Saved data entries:
_ _ _ _ _ _ _
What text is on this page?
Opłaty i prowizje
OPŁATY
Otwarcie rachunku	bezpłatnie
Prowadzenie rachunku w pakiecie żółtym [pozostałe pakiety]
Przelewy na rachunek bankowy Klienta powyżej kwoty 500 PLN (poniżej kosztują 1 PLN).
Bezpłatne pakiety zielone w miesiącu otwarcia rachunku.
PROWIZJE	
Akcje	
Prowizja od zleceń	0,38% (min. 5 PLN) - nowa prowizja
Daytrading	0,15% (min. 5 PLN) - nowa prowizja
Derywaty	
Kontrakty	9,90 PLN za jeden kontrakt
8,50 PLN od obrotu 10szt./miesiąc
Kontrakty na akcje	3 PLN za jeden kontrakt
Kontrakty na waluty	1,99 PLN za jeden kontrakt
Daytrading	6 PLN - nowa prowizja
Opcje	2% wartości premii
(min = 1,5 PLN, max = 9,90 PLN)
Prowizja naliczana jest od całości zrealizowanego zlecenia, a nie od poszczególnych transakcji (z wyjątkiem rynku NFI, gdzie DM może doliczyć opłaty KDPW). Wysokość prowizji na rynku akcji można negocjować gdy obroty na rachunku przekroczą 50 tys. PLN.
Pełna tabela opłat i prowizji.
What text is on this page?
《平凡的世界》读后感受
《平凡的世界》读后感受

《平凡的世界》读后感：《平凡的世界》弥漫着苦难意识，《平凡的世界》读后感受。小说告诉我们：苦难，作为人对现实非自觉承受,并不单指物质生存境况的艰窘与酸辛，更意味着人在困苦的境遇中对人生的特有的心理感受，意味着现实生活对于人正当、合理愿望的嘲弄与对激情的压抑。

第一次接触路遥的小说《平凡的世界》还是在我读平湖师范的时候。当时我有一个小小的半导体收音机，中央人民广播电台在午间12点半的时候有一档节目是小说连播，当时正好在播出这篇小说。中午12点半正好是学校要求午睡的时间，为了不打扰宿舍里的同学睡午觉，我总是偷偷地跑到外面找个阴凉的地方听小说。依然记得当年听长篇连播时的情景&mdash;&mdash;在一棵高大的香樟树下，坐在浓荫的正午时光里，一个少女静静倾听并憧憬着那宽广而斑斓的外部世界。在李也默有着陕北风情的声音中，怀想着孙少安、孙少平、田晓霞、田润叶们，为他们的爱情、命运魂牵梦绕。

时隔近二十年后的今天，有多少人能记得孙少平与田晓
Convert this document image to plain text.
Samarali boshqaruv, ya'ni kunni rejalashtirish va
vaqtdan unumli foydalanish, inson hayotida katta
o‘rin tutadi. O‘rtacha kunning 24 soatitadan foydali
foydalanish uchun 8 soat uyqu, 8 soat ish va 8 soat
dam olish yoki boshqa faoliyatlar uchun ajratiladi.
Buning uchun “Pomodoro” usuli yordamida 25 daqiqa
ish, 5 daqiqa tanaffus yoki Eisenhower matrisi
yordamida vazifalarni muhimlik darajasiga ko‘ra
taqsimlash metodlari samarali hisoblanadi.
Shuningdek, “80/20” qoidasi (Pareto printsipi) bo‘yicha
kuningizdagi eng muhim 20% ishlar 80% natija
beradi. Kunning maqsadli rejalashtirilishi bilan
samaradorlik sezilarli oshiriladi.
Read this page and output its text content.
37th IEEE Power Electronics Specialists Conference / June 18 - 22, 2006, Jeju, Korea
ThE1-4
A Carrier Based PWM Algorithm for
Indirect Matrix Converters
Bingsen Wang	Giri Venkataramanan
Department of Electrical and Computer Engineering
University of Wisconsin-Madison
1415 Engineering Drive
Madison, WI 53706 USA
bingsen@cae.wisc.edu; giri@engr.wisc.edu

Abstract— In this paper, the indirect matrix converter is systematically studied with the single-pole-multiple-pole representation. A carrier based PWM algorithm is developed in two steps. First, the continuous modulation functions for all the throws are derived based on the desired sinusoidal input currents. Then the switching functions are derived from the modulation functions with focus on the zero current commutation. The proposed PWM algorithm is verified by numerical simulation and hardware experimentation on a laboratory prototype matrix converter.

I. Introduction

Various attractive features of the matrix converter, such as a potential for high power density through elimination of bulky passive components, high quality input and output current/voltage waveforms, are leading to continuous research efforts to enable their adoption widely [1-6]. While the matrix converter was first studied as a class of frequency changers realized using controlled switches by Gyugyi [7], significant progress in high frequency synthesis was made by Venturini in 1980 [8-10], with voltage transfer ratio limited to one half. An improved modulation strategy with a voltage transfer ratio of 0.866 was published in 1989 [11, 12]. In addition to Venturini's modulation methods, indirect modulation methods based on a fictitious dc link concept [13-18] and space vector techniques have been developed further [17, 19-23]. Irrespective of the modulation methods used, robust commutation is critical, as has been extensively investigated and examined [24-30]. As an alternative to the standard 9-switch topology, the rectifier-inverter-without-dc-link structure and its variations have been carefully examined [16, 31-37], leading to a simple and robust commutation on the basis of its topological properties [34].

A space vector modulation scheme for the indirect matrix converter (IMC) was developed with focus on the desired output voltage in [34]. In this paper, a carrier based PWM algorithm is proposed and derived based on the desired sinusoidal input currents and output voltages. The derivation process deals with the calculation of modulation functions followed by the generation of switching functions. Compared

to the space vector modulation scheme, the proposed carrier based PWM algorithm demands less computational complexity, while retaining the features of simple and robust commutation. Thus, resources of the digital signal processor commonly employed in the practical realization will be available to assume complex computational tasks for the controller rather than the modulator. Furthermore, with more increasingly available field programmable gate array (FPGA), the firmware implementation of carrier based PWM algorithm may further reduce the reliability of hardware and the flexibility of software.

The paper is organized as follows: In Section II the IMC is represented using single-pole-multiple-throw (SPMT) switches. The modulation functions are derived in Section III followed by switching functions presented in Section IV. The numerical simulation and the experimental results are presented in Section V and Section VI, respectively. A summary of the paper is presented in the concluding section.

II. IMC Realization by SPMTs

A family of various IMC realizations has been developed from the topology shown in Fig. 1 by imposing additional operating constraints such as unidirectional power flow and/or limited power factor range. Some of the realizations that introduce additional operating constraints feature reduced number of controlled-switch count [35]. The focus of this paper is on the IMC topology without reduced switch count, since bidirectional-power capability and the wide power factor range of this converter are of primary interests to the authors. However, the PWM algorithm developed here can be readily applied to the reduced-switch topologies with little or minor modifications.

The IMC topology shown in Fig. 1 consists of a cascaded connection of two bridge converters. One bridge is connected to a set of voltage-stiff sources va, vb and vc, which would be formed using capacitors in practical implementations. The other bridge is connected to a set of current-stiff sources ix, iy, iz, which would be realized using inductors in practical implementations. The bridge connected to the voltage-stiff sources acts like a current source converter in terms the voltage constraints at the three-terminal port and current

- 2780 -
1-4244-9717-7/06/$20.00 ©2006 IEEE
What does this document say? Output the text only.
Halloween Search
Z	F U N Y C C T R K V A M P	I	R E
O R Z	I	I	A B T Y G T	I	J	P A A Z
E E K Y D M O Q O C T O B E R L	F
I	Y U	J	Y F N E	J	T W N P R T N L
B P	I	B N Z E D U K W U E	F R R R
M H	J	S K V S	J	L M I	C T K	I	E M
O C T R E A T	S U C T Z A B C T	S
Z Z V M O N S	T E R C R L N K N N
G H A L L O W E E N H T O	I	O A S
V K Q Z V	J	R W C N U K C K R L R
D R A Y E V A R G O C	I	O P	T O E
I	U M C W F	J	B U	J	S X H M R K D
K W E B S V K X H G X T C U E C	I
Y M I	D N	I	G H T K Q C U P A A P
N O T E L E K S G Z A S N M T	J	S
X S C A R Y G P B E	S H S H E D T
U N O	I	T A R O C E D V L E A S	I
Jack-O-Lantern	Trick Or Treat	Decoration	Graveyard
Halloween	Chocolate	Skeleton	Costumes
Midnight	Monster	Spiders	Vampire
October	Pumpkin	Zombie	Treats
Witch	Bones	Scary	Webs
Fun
_ _ _ _ _ _ _
Where a line of the data holds "document", show that line.

Convert this document image to plain text.
What does this document say? Output the text only.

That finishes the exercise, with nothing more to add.